Copy out all lines where "Prozent" appears.
* * * *
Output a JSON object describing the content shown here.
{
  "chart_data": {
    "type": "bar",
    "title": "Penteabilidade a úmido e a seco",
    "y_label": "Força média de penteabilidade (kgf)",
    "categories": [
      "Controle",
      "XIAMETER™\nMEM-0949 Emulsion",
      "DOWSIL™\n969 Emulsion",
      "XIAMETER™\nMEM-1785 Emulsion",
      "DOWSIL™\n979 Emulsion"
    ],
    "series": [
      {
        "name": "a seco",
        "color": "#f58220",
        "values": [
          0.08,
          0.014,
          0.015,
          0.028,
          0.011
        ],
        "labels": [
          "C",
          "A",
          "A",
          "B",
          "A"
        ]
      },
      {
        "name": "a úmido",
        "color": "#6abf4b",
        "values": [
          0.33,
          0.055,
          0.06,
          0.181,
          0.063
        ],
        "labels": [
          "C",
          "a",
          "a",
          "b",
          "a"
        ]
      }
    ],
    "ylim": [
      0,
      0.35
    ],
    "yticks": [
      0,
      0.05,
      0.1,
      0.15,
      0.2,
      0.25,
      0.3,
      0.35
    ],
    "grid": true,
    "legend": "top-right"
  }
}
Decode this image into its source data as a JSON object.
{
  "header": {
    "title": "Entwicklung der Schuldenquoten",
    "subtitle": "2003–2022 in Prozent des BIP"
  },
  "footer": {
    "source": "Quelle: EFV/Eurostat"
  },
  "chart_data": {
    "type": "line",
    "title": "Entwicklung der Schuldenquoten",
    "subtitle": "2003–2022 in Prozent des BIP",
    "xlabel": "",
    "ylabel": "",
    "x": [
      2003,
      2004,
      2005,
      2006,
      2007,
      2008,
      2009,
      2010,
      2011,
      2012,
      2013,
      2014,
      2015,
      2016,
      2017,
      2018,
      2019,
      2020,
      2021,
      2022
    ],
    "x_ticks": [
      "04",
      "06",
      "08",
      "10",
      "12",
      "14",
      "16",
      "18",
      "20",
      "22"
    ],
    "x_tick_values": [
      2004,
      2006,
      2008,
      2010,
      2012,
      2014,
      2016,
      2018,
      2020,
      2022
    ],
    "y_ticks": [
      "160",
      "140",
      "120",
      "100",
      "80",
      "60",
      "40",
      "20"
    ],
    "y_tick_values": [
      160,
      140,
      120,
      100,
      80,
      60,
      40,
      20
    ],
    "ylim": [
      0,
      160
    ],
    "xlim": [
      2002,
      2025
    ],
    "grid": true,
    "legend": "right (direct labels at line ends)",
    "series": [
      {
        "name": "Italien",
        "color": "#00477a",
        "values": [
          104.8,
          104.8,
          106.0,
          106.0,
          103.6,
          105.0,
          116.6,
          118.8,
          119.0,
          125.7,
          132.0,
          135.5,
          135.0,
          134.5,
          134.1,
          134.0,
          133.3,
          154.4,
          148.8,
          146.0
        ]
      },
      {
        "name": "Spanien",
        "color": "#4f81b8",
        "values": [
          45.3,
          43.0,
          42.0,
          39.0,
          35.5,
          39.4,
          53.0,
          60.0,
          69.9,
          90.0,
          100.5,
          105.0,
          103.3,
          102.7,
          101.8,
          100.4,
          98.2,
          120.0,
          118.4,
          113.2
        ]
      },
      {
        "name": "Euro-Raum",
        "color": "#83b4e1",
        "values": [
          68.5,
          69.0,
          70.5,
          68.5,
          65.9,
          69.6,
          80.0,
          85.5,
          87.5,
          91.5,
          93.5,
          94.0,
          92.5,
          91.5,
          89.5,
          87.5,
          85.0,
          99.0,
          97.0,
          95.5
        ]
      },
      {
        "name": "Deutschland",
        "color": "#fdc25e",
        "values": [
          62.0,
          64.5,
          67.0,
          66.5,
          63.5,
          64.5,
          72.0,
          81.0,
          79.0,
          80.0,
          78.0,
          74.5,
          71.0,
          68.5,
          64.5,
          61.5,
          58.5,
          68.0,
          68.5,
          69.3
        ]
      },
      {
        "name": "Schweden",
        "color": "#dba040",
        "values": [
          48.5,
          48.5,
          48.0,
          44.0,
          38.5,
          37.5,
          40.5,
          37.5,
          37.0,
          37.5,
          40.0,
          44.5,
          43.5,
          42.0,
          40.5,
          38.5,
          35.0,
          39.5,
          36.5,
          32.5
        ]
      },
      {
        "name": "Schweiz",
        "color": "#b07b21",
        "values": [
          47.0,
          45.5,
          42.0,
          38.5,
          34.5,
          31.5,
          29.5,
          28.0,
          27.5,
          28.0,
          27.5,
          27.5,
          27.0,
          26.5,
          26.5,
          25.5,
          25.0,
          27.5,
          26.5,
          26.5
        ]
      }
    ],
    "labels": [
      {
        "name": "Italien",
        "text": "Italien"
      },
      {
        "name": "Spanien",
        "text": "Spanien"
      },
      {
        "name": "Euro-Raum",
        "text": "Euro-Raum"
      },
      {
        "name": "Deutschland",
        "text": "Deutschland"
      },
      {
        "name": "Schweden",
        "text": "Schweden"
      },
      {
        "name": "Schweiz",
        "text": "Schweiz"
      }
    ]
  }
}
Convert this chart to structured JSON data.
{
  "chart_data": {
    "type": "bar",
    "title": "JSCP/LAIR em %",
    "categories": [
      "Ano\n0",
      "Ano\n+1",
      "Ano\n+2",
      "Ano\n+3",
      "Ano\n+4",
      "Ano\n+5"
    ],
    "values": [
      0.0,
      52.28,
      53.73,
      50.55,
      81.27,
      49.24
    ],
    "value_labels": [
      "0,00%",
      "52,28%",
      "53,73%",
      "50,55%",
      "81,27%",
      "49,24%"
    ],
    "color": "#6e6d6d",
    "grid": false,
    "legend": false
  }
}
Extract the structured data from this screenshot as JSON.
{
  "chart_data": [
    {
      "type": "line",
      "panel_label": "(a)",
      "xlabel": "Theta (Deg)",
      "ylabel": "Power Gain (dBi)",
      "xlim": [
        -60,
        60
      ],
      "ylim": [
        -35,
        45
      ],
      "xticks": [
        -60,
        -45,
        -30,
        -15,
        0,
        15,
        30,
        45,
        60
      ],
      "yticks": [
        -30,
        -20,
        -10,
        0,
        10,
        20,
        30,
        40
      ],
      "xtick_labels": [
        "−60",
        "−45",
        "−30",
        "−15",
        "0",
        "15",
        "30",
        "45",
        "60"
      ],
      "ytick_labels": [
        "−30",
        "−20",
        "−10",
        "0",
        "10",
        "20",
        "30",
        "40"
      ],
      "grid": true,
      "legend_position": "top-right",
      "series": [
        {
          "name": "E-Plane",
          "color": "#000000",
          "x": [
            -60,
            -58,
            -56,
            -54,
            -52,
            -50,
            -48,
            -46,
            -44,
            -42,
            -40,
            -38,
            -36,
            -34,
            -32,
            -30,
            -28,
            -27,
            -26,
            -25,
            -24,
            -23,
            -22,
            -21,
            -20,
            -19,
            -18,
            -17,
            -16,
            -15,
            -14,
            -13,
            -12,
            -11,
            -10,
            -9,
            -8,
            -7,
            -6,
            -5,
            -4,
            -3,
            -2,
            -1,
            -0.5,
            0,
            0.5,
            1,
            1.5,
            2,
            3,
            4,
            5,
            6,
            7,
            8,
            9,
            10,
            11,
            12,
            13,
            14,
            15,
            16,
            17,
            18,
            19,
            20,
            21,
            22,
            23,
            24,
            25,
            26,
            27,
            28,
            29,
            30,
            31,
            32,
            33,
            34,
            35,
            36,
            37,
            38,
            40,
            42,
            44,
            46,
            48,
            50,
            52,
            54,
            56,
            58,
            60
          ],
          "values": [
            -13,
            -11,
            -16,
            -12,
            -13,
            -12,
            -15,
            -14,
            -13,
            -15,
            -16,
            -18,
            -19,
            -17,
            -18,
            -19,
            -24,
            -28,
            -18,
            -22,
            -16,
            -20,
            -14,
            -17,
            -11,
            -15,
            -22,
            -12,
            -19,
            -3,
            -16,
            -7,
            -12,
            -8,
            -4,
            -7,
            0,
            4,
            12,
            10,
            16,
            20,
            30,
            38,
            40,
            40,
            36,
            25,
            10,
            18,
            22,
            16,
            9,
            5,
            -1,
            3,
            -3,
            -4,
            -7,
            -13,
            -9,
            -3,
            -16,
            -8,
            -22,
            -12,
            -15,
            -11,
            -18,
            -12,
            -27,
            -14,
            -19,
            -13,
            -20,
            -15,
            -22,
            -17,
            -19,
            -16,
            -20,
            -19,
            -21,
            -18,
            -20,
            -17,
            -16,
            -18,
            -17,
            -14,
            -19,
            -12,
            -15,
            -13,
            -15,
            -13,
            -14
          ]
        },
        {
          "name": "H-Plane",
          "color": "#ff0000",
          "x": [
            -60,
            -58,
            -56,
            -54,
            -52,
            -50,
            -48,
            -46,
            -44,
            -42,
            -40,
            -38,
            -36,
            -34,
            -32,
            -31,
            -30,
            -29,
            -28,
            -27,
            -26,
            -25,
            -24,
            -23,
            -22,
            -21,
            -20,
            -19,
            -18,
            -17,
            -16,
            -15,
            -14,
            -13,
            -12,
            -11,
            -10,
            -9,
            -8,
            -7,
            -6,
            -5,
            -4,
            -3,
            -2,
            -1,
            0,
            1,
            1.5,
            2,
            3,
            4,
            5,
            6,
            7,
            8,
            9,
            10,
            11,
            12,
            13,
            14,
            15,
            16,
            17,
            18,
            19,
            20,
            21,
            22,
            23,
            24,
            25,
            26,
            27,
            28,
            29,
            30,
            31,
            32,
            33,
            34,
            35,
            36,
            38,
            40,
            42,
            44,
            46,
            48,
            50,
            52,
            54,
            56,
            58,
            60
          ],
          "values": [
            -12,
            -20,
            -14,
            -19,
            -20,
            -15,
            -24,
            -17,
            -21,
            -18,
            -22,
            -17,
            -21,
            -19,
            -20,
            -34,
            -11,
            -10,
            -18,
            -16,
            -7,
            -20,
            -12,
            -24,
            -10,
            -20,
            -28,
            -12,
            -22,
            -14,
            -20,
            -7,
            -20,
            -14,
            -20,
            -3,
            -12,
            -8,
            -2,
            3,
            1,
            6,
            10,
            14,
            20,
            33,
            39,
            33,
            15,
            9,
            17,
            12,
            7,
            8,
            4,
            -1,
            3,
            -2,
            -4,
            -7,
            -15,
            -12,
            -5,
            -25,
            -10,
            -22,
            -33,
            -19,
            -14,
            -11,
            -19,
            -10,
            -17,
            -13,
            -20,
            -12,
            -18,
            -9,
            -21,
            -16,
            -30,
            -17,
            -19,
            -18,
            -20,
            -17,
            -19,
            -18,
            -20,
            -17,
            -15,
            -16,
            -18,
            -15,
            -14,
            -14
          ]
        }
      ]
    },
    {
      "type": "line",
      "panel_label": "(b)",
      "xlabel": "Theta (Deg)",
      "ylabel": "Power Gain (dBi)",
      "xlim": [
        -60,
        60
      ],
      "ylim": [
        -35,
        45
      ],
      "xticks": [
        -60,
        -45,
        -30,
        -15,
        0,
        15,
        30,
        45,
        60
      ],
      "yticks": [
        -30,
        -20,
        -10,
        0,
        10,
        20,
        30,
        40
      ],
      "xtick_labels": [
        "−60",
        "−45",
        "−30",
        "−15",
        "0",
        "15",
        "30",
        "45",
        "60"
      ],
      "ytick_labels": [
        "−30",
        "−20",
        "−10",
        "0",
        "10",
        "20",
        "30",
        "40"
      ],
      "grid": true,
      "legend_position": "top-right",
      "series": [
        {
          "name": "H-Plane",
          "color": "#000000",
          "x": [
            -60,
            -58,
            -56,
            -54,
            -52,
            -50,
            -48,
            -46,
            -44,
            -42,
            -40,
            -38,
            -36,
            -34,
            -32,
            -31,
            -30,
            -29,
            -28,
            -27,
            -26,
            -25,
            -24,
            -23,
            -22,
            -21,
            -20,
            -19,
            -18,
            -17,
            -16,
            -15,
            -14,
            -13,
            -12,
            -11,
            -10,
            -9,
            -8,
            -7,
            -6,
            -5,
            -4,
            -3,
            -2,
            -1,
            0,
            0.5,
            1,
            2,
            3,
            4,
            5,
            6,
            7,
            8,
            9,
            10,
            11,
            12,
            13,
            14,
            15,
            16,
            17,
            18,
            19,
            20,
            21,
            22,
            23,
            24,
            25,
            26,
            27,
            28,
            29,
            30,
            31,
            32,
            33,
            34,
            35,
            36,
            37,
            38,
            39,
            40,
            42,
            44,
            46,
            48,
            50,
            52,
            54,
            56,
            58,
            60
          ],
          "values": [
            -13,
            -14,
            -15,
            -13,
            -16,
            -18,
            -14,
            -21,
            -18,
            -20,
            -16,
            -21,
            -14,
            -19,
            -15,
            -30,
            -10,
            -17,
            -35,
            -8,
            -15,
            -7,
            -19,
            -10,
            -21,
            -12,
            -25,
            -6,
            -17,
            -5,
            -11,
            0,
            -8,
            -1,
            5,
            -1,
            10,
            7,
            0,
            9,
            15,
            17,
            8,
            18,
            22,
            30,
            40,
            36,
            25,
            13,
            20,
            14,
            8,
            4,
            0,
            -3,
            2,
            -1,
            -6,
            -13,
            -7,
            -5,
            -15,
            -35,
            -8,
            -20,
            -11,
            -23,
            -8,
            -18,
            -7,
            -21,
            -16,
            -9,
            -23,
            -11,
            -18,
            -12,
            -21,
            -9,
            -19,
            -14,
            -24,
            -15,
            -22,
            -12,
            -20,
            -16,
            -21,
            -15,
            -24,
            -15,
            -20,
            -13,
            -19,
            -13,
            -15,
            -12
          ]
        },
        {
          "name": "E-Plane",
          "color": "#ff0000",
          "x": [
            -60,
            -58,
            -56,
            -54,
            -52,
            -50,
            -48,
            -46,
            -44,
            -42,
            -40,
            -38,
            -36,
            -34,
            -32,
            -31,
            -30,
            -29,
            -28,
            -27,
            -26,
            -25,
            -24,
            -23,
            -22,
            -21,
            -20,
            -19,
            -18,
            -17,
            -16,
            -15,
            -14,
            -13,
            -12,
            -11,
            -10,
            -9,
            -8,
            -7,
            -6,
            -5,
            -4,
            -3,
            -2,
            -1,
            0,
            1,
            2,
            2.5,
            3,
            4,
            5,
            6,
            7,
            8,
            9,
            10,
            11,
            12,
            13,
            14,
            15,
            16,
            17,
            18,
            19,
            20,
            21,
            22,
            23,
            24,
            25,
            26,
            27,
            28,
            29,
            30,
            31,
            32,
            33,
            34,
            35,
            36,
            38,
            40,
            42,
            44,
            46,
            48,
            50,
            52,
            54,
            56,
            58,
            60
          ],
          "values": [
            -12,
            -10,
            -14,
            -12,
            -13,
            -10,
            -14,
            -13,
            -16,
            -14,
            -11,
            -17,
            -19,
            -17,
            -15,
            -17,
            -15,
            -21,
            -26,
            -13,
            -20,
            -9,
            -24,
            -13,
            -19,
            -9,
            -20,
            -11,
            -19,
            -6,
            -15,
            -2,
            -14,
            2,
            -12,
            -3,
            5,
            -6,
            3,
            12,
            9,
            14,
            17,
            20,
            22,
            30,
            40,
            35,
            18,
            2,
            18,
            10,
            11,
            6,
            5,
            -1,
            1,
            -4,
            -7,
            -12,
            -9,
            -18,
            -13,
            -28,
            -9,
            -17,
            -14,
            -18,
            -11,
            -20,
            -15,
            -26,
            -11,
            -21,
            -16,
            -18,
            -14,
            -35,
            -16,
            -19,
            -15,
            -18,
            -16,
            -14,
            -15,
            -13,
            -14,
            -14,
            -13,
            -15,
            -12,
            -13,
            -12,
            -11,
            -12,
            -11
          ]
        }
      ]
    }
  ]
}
* * * *
#### [ANSWER BELOW]
    "subtitle": "2003–2022 in Prozent des BIP"
    "subtitle": "2003–2022 in Prozent des BIP",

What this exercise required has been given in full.